## A run of records
++++++

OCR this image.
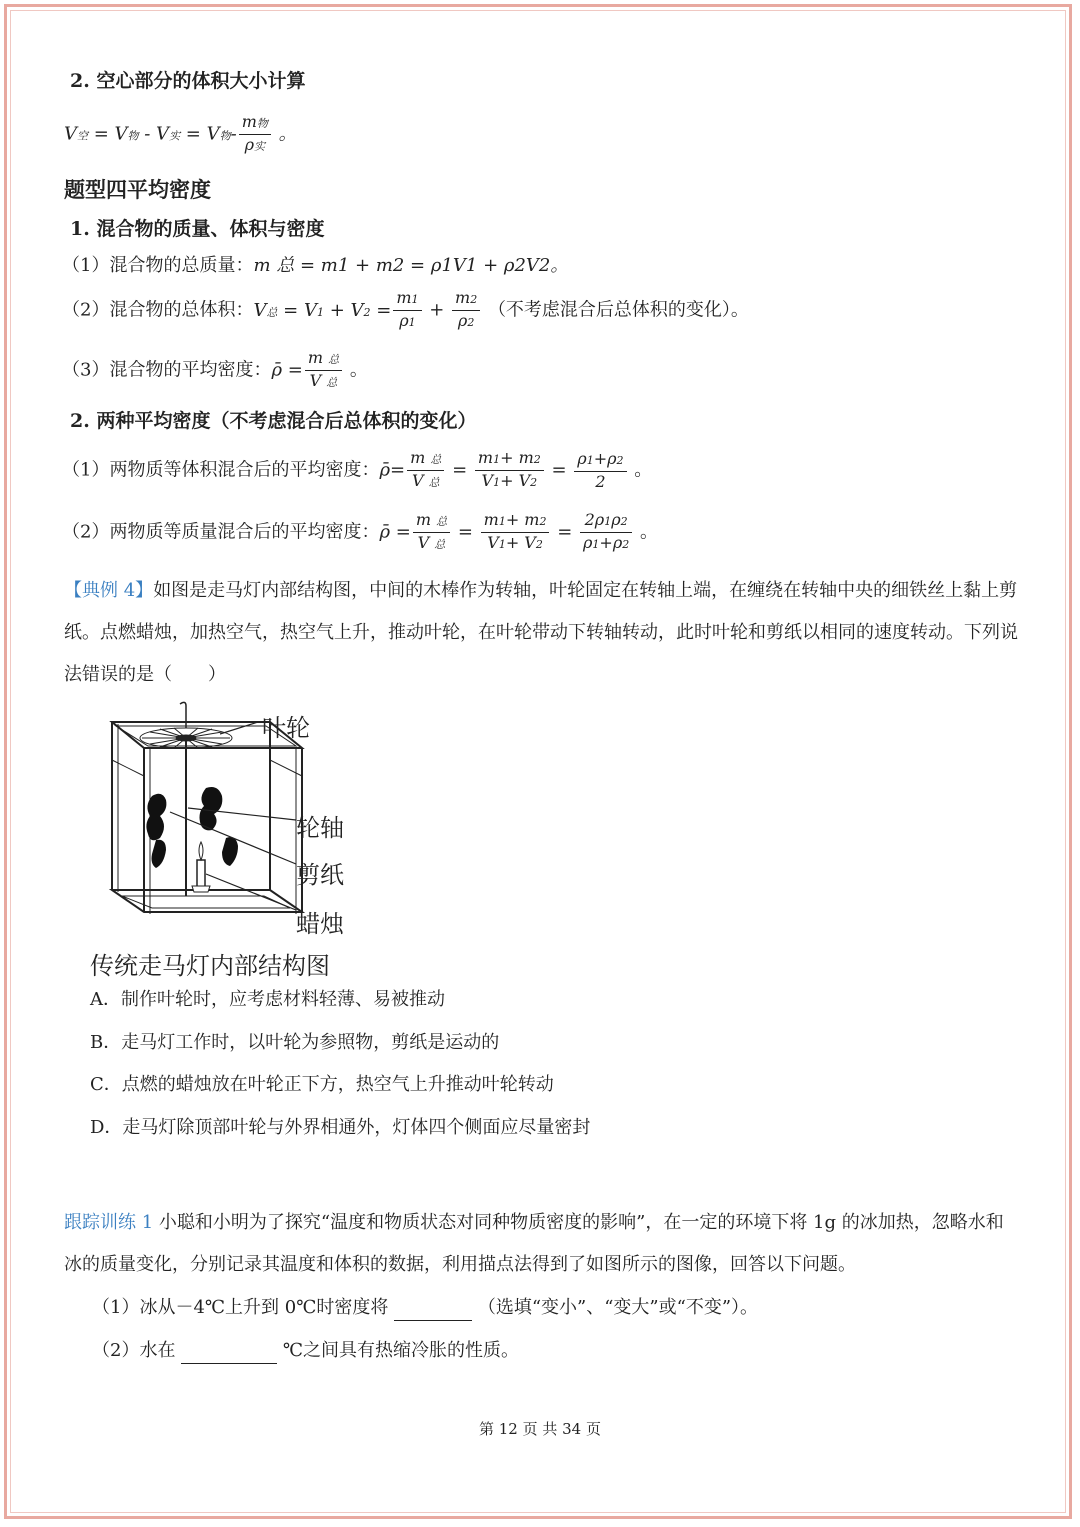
2. 空心部分的体积大小计算
V空 = V物 - V实 = V物- $\frac{\text{m物}}{\text{ρ实}}$ 。
题型四平均密度
1. 混合物的质量、体积与密度
（1）混合物的总质量：m 总 = m1 + m2 = ρ1V1 + ρ2V2。
（2）混合物的总体积：V总 = $V1 + V2 = \frac{m1}{\rho 1} + \frac{m2}{\rho 2}$ （不考虑混合后总体积的变化）。
（3）混合物的平均密度：ρ̄ = $\frac{\text{m 总}}{\text{V 总}}$ 。
2. 两种平均密度（不考虑混合后总体积的变化）
（1）两物质等体积混合后的平均密度：ρ̄= $\frac{\text{m 总}}{\text{V 总}} = \frac{m1+ m2}{V1+ V2} = \frac{\rho 1+\rho 2}{2}$ 。
（2）两物质等质量混合后的平均密度：ρ̄ = $\frac{\text{m 总}}{\text{V 总}} = \frac{m1+ m2}{V1+ V2} = \frac{2\rho 1\rho 2}{\rho 1+\rho 2}$ 。
【典例 4】如图是走马灯内部结构图，中间的木棒作为转轴，叶轮固定在转轴上端，在缠绕在转轴中央的细铁丝上黏上剪纸。点燃蜡烛，加热空气，热空气上升，推动叶轮，在叶轮带动下转轴转动，此时叶轮和剪纸以相同的速度转动。下列说法错误的是（　　）
叶轮
轮轴
剪纸
蜡烛
传统走马灯内部结构图
A．制作叶轮时，应考虑材料轻薄、易被推动
B．走马灯工作时，以叶轮为参照物，剪纸是运动的
C．点燃的蜡烛放在叶轮正下方，热空气上升推动叶轮转动
D．走马灯除顶部叶轮与外界相通外，灯体四个侧面应尽量密封
跟踪训练 1 小聪和小明为了探究“温度和物质状态对同种物质密度的影响”，在一定的环境下将 1g 的冰加热，忽略水和冰的质量变化，分别记录其温度和体积的数据，利用描点法得到了如图所示的图像，回答以下问题。
（1）冰从－4℃上升到 0℃时密度将	（选填“变小”、“变大”或“不变”）。
（2）水在	℃之间具有热缩冷胀的性质。
第 12 页 共 34 页
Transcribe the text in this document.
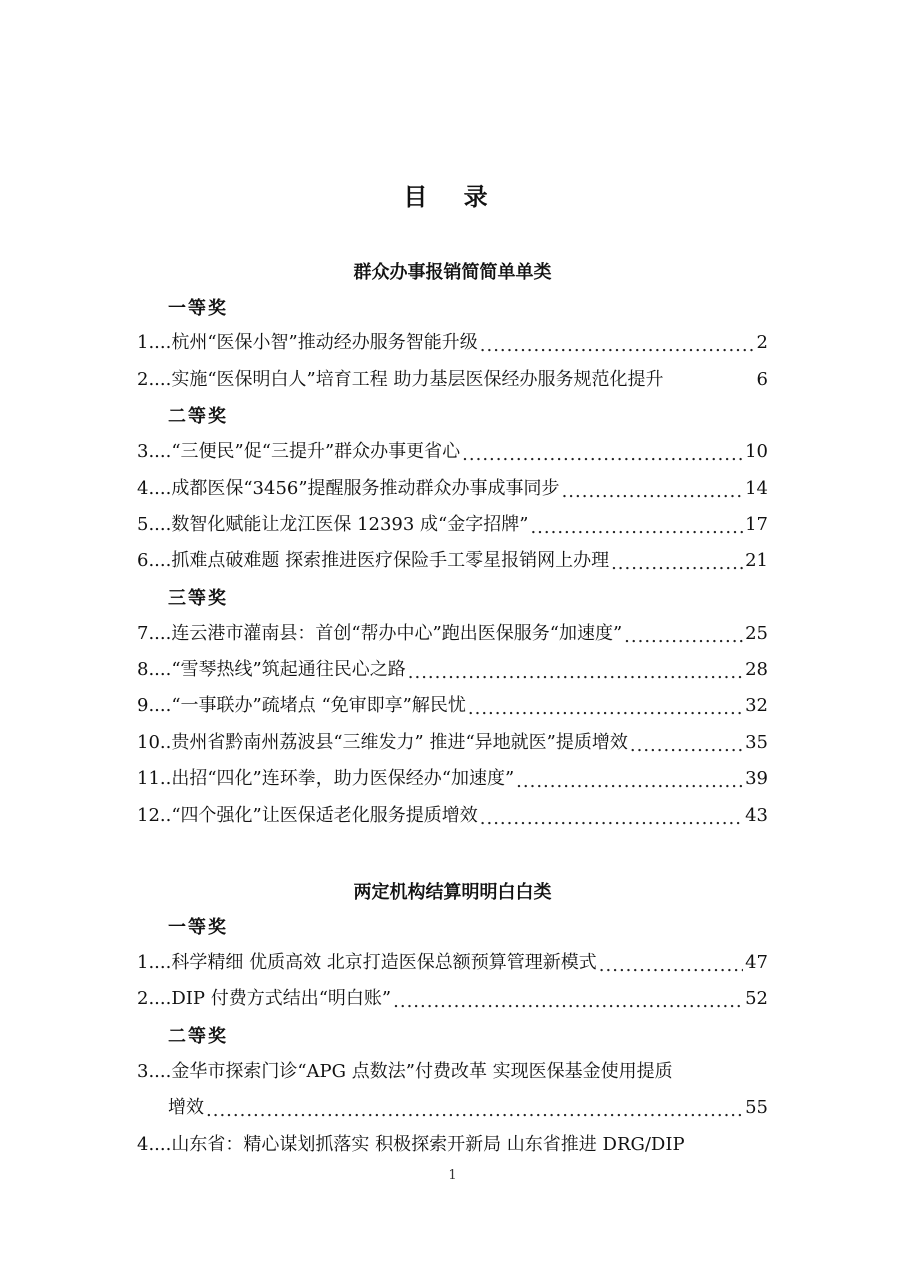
目 录
群众办事报销简简单单类
一等奖
1.... 杭州“医保小智”推动经办服务智能升级 .....	2
2.... 实施“医保明白人”培育工程 助力基层医保经办服务规范化提升	6
二等奖
3.... “三便民”促“三提升”群众办事更省心 .....	10
4.... 成都医保“3456”提醒服务推动群众办事成事同步 .....	14
5.... 数智化赋能让龙江医保 12393 成“金字招牌” .....	17
6.... 抓难点破难题 探索推进医疗保险手工零星报销网上办理 .....	21
三等奖
7.... 连云港市灌南县：首创“帮办中心”跑出医保服务“加速度” .....	25
8.... “雪琴热线”筑起通往民心之路 .....	28
9.... “一事联办”疏堵点 “免审即享”解民忧 .....	32
10.. 贵州省黔南州荔波县“三维发力” 推进“异地就医”提质增效 .....	35
11.. 出招“四化”连环拳，助力医保经办“加速度” .....	39
12.. “四个强化”让医保适老化服务提质增效 .....	43
两定机构结算明明白白类
一等奖
1.... 科学精细 优质高效 北京打造医保总额预算管理新模式 .....	47
2.... DIP 付费方式结出“明白账” .....	52
二等奖
3.... 金华市探索门诊“APG 点数法”付费改革 实现医保基金使用提质
增效 .....	55
4.... 山东省：精心谋划抓落实 积极探索开新局 山东省推进 DRG/DIP
1
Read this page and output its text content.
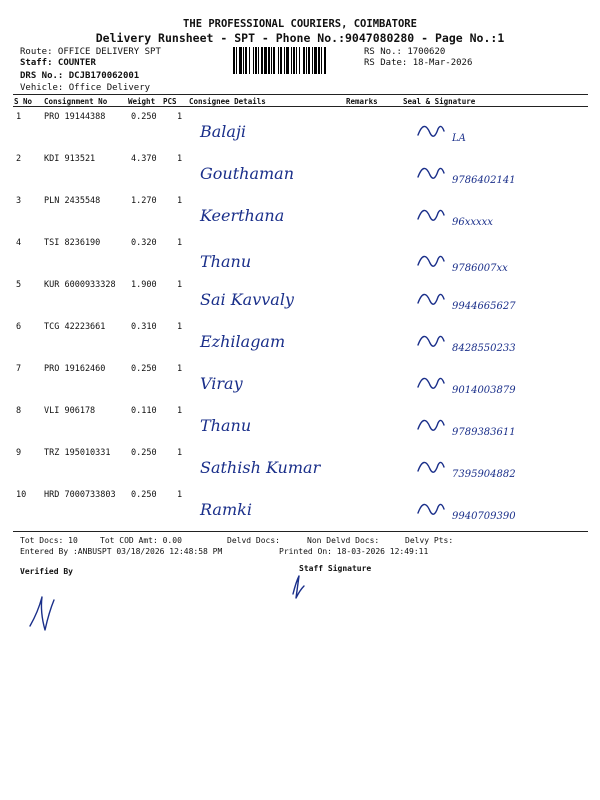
THE PROFESSIONAL COURIERS, COIMBATORE
Delivery Runsheet - SPT - Phone No.:9047080280 - Page No.:1
Route: OFFICE DELIVERY SPT
Staff: COUNTER
DRS No.: DCJB170062001
Vehicle: Office Delivery
RS No.: 1700620
RS Date: 18-Mar-2026
S No Consignment No	Weight PCS Consignee Details	Remarks	Seal & Signature
1	PRO 19144388	0.250 1
Balaji	LA
2	KDI 913521	4.370 1
Gouthaman	9786402141
3	PLN 2435548	1.270 1
Keerthana	96xxxxx
4	TSI 8236190	0.320 1
Thanu	9786007xx
5	KUR 6000933328 1.900 1
Sai Kavvaly	9944665627
6	TCG 42223661	0.310 1
Ezhilagam	8428550233
7	PRO 19162460	0.250 1
Viray	9014003879
8	VLI 906178	0.110 1
Thanu	9789383611
9	TRZ 195010331 0.250 1
Sathish Kumar	7395904882
10 HRD 7000733803 0.250 1
Ramki	9940709390
Tot Docs: 10	Tot COD Amt: 0.00	Delvd Docs:	Non Delvd Docs:	Delvy Pts:
Entered By :ANBUSPT 03/18/2026 12:48:58 PM	Printed On: 18-03-2026 12:49:11
Verified By	Staff Signature
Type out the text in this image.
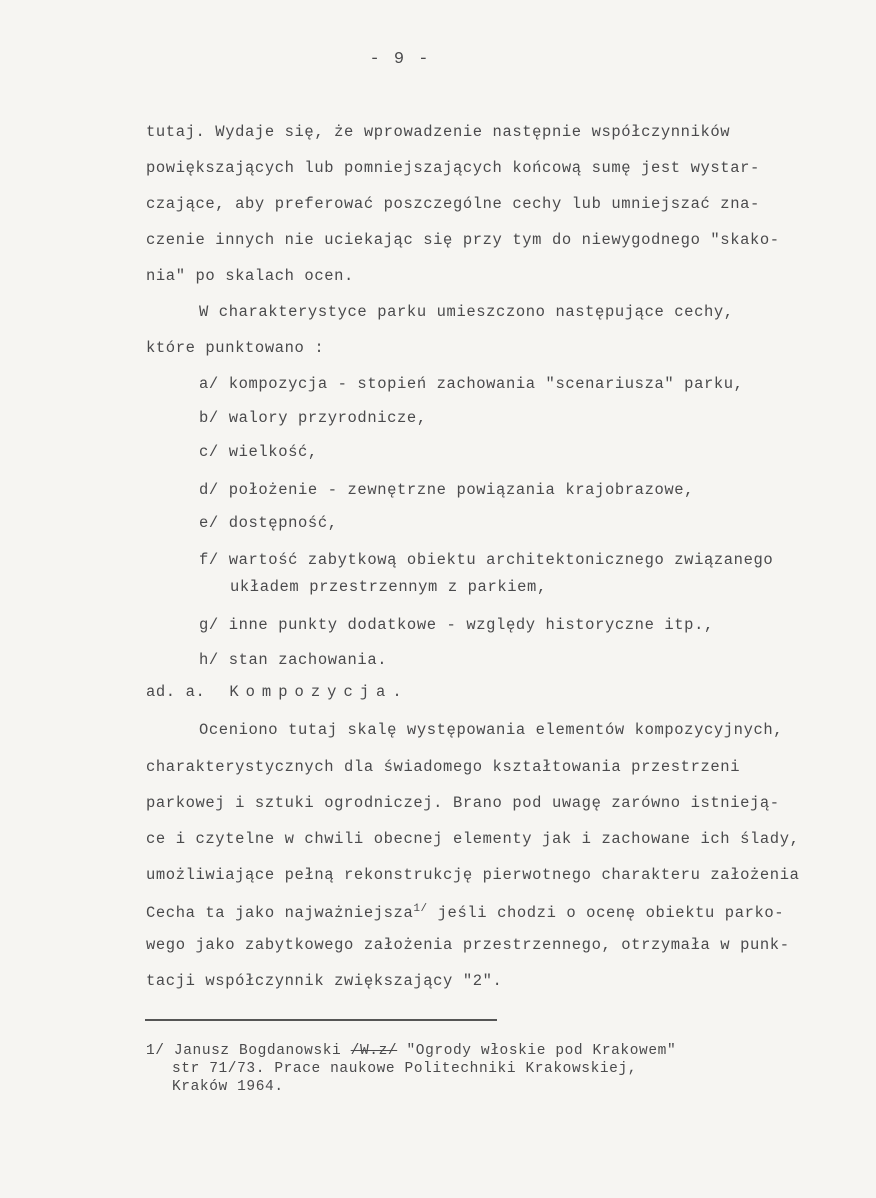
- 9 -
tutaj. Wydaje się, że wprowadzenie następnie współczynników
powiększających lub pomniejszających końcową sumę jest wystar-
czające, aby preferować poszczególne cechy lub umniejszać zna-
czenie innych nie uciekając się przy tym do niewygodnego "skako-
nia" po skalach ocen.
W charakterystyce parku umieszczono następujące cechy,
które punktowano :
a/ kompozycja - stopień zachowania "scenariusza" parku,
b/ walory przyrodnicze,
c/ wielkość,
d/ położenie - zewnętrzne powiązania krajobrazowe,
e/ dostępność,
f/ wartość zabytkową obiektu architektonicznego związanego
układem przestrzennym z parkiem,
g/ inne punkty dodatkowe - względy historyczne itp.,
h/ stan zachowania.
ad. a. Kompozycja.
Oceniono tutaj skalę występowania elementów kompozycyjnych,
charakterystycznych dla świadomego kształtowania przestrzeni
parkowej i sztuki ogrodniczej. Brano pod uwagę zarówno istnieją-
ce i czytelne w chwili obecnej elementy jak i zachowane ich ślady,
umożliwiające pełną rekonstrukcję pierwotnego charakteru założenia
Cecha ta jako najważniejsza$^{1/}$ jeśli chodzi o ocenę obiektu parko-
wego jako zabytkowego założenia przestrzennego, otrzymała w punk-
tacji współczynnik zwiększający "2".
1/ Janusz Bogdanowski /W.z/ "Ogrody włoskie pod Krakowem"
str 71/73. Prace naukowe Politechniki Krakowskiej,
Kraków 1964.
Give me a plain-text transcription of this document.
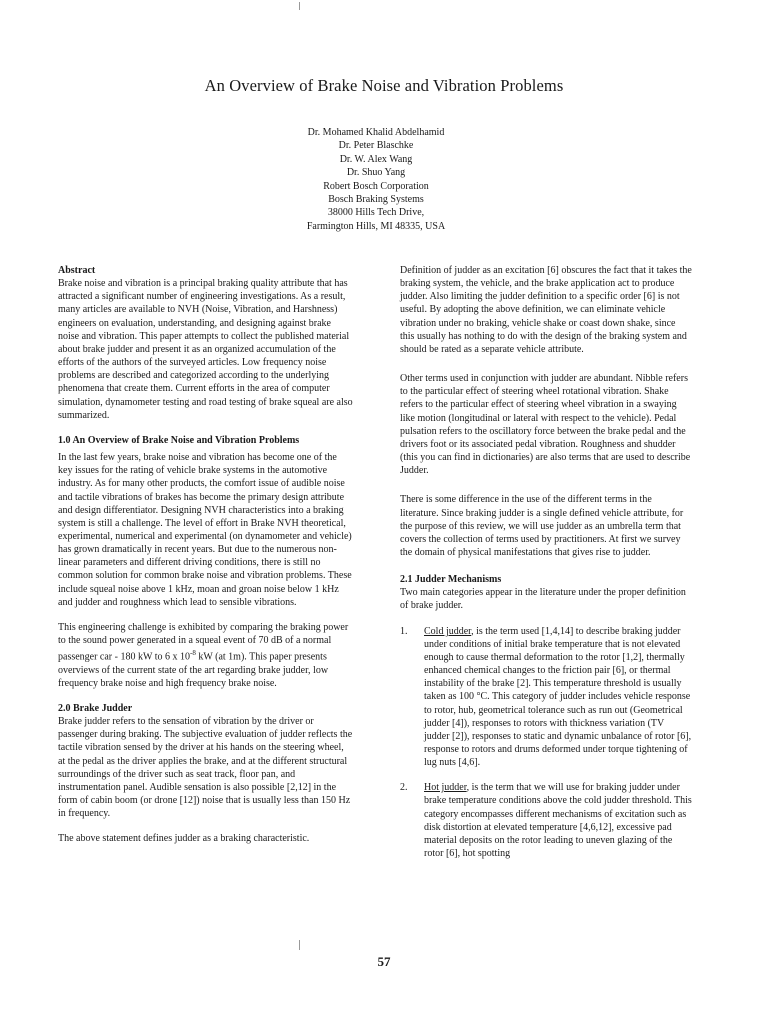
An Overview of Brake Noise and Vibration Problems
Dr. Mohamed Khalid Abdelhamid
Dr. Peter Blaschke
Dr. W. Alex Wang
Dr. Shuo Yang
Robert Bosch Corporation
Bosch Braking Systems
38000 Hills Tech Drive,
Farmington Hills, MI 48335, USA
Abstract

Brake noise and vibration is a principal braking quality attribute that has attracted a significant number of engineering investigations. As a result, many articles are available to NVH (Noise, Vibration, and Harshness) engineers on evaluation, understanding, and designing against brake noise and vibration. This paper attempts to collect the published material about brake judder and present it as an organized accumulation of the efforts of the authors of the surveyed articles. Low frequency noise problems are described and categorized according to the underlying phenomena that create them. Current efforts in the area of computer simulation, dynamometer testing and road testing of brake squeal are also summarized.

1.0 An Overview of Brake Noise and Vibration Problems

In the last few years, brake noise and vibration has become one of the key issues for the rating of vehicle brake systems in the automotive industry. As for many other products, the comfort issue of audible noise and tactile vibrations of brakes has become the primary design attribute and design differentiator. Designing NVH characteristics into a braking system is still a challenge. The level of effort in Brake NVH theoretical, experimental, numerical and experimental (on dynamometer and vehicle) has grown dramatically in recent years. But due to the numerous non-linear parameters and different driving conditions, there is still no common solution for common brake noise and vibration problems. These include squeal noise above 1 kHz, moan and groan noise below 1 kHz and judder and roughness which lead to sensible vibrations.

This engineering challenge is exhibited by comparing the braking power to the sound power generated in a squeal event of 70 dB of a normal passenger car - 180 kW to 6 x $10^{-8}$ kW (at 1m). This paper presents overviews of the current state of the art regarding brake judder, low frequency brake noise and high frequency brake noise.

2.0 Brake Judder

Brake judder refers to the sensation of vibration by the driver or passenger during braking. The subjective evaluation of judder reflects the tactile vibration sensed by the driver at his hands on the steering wheel, at the pedal as the driver applies the brake, and at the different structural surroundings of the driver such as seat track, floor pan, and instrumentation panel. Audible sensation is also possible [2,12] in the form of cabin boom (or drone [12]) noise that is usually less than 150 Hz in frequency.

The above statement defines judder as a braking characteristic.

Definition of judder as an excitation [6] obscures the fact that it takes the braking system, the vehicle, and the brake application act to produce judder. Also limiting the judder definition to a specific order [6] is not useful. By adopting the above definition, we can eliminate vehicle vibration under no braking, vehicle shake or coast down shake, since this usually has nothing to do with the design of the braking system and should be rated as a separate vehicle attribute.

Other terms used in conjunction with judder are abundant. Nibble refers to the particular effect of steering wheel rotational vibration. Shake refers to the particular effect of steering wheel vibration in a swaying like motion (longitudinal or lateral with respect to the vehicle). Pedal pulsation refers to the oscillatory force between the brake pedal and the drivers foot or its associated pedal vibration. Roughness and shudder (this you can find in dictionaries) are also terms that are used to describe Judder.

There is some difference in the use of the different terms in the literature. Since braking judder is a single defined vehicle attribute, for the purpose of this review, we will use judder as an umbrella term that covers the collection of terms used by practitioners. At first we survey the domain of physical manifestations that gives rise to judder.

2.1 Judder Mechanisms

Two main categories appear in the literature under the proper definition of brake judder.

1. Cold judder, is the term used [1,4,14] to describe braking judder under conditions of initial brake temperature that is not elevated enough to cause thermal deformation to the rotor [1,2], thermally enhanced chemical changes to the friction pair [6], or thermal instability of the brake [2]. This temperature threshold is usually taken as 100 °C. This category of judder includes vehicle response to rotor, hub, geometrical tolerance such as run out (Geometrical judder [4]), responses to rotors with thickness variation (TV judder [2]), responses to static and dynamic unbalance of rotor [6], response to rotors and drums deformed under torque tightening of lug nuts [4,6].
2. Hot judder, is the term that we will use for braking judder under brake temperature conditions above the cold judder threshold. This category encompasses different mechanisms of excitation such as disk distortion at elevated temperature [4,6,12], excessive pad material deposits on the rotor leading to uneven glazing of the rotor [6], hot spotting
57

++++++

## Goal of the exercise
Pick out the lines containing the string "temperature" and show them.

## Reply
1. Cold judder, is the term used [1,4,14] to describe braking judder under conditions of initial brake temperature that is not elevated enough to cause thermal deformation to the rotor [1,2], thermally enhanced chemical changes to the friction pair [6], or thermal instability of the brake [2]. This temperature threshold is usually taken as 100 °C. This category of judder includes vehicle response to rotor, hub, geometrical tolerance such as run out (Geometrical judder [4]), responses to rotors with thickness variation (TV judder [2]), responses to static and dynamic unbalance of rotor [6], response to rotors and drums deformed under torque tightening of lug nuts [4,6].
2. Hot judder, is the term that we will use for braking judder under brake temperature conditions above the cold judder threshold. This category encompasses different mechanisms of excitation such as disk distortion at elevated temperature [4,6,12], excessive pad material deposits on the rotor leading to uneven glazing of the rotor [6], hot spotting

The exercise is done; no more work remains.